Saved entries
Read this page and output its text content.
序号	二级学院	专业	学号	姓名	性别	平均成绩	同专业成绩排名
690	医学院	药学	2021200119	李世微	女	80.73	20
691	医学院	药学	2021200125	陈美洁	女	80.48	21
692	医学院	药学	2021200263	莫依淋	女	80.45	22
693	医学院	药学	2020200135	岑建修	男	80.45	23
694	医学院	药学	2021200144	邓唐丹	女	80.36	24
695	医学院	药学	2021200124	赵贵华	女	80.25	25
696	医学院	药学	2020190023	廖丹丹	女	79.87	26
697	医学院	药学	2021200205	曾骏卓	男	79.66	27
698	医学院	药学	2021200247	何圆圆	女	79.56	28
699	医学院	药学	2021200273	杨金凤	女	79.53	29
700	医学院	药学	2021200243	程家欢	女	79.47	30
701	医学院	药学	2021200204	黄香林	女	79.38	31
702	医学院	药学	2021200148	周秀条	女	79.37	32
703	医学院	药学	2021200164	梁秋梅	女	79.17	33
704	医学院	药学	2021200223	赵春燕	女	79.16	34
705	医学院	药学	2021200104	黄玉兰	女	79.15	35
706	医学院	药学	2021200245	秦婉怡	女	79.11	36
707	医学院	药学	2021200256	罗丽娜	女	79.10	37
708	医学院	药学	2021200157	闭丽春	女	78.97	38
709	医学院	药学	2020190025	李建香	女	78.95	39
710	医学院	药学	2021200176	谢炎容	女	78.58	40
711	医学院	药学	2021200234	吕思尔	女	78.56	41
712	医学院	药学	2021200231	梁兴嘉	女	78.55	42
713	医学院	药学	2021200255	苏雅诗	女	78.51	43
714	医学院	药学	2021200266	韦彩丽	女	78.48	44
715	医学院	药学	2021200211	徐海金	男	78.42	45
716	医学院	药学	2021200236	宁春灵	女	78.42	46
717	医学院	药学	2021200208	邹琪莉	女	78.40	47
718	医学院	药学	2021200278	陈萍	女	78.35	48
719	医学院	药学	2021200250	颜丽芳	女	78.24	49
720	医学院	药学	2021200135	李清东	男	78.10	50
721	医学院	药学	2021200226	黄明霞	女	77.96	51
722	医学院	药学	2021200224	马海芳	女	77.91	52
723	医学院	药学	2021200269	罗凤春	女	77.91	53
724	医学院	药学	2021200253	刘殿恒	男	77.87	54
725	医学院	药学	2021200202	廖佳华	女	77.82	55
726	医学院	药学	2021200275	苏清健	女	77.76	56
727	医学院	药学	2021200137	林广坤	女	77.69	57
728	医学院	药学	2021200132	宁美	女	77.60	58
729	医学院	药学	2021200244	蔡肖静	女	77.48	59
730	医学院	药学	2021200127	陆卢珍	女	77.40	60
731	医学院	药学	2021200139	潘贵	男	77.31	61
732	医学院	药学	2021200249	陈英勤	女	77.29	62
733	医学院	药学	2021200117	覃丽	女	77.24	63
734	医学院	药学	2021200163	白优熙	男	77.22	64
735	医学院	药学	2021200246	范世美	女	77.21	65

GIVEN INSTRUCTION: Retype the data in full and match it exactly.

EXERCISE SOLUTION:
Read this page and output its text content.
序号	二级学院	专业	学号	姓名	性别	平均成绩	同专业成绩排名
690	医学院	药学	2021200119	李世微	女	80.73	20
691	医学院	药学	2021200125	陈美洁	女	80.48	21
692	医学院	药学	2021200263	莫依淋	女	80.45	22
693	医学院	药学	2020200135	岑建修	男	80.45	23
694	医学院	药学	2021200144	邓唐丹	女	80.36	24
695	医学院	药学	2021200124	赵贵华	女	80.25	25
696	医学院	药学	2020190023	廖丹丹	女	79.87	26
697	医学院	药学	2021200205	曾骏卓	男	79.66	27
698	医学院	药学	2021200247	何圆圆	女	79.56	28
699	医学院	药学	2021200273	杨金凤	女	79.53	29
700	医学院	药学	2021200243	程家欢	女	79.47	30
701	医学院	药学	2021200204	黄香林	女	79.38	31
702	医学院	药学	2021200148	周秀条	女	79.37	32
703	医学院	药学	2021200164	梁秋梅	女	79.17	33
704	医学院	药学	2021200223	赵春燕	女	79.16	34
705	医学院	药学	2021200104	黄玉兰	女	79.15	35
706	医学院	药学	2021200245	秦婉怡	女	79.11	36
707	医学院	药学	2021200256	罗丽娜	女	79.10	37
708	医学院	药学	2021200157	闭丽春	女	78.97	38
709	医学院	药学	2020190025	李建香	女	78.95	39
710	医学院	药学	2021200176	谢炎容	女	78.58	40
711	医学院	药学	2021200234	吕思尔	女	78.56	41
712	医学院	药学	2021200231	梁兴嘉	女	78.55	42
713	医学院	药学	2021200255	苏雅诗	女	78.51	43
714	医学院	药学	2021200266	韦彩丽	女	78.48	44
715	医学院	药学	2021200211	徐海金	男	78.42	45
716	医学院	药学	2021200236	宁春灵	女	78.42	46
717	医学院	药学	2021200208	邹琪莉	女	78.40	47
718	医学院	药学	2021200278	陈萍	女	78.35	48
719	医学院	药学	2021200250	颜丽芳	女	78.24	49
720	医学院	药学	2021200135	李清东	男	78.10	50
721	医学院	药学	2021200226	黄明霞	女	77.96	51
722	医学院	药学	2021200224	马海芳	女	77.91	52
723	医学院	药学	2021200269	罗凤春	女	77.91	53
724	医学院	药学	2021200253	刘殿恒	男	77.87	54
725	医学院	药学	2021200202	廖佳华	女	77.82	55
726	医学院	药学	2021200275	苏清健	女	77.76	56
727	医学院	药学	2021200137	林广坤	女	77.69	57
728	医学院	药学	2021200132	宁美	女	77.60	58
729	医学院	药学	2021200244	蔡肖静	女	77.48	59
730	医学院	药学	2021200127	陆卢珍	女	77.40	60
731	医学院	药学	2021200139	潘贵	男	77.31	61
732	医学院	药学	2021200249	陈英勤	女	77.29	62
733	医学院	药学	2021200117	覃丽	女	77.24	63
734	医学院	药学	2021200163	白优熙	男	77.22	64
735	医学院	药学	2021200246	范世美	女	77.21	65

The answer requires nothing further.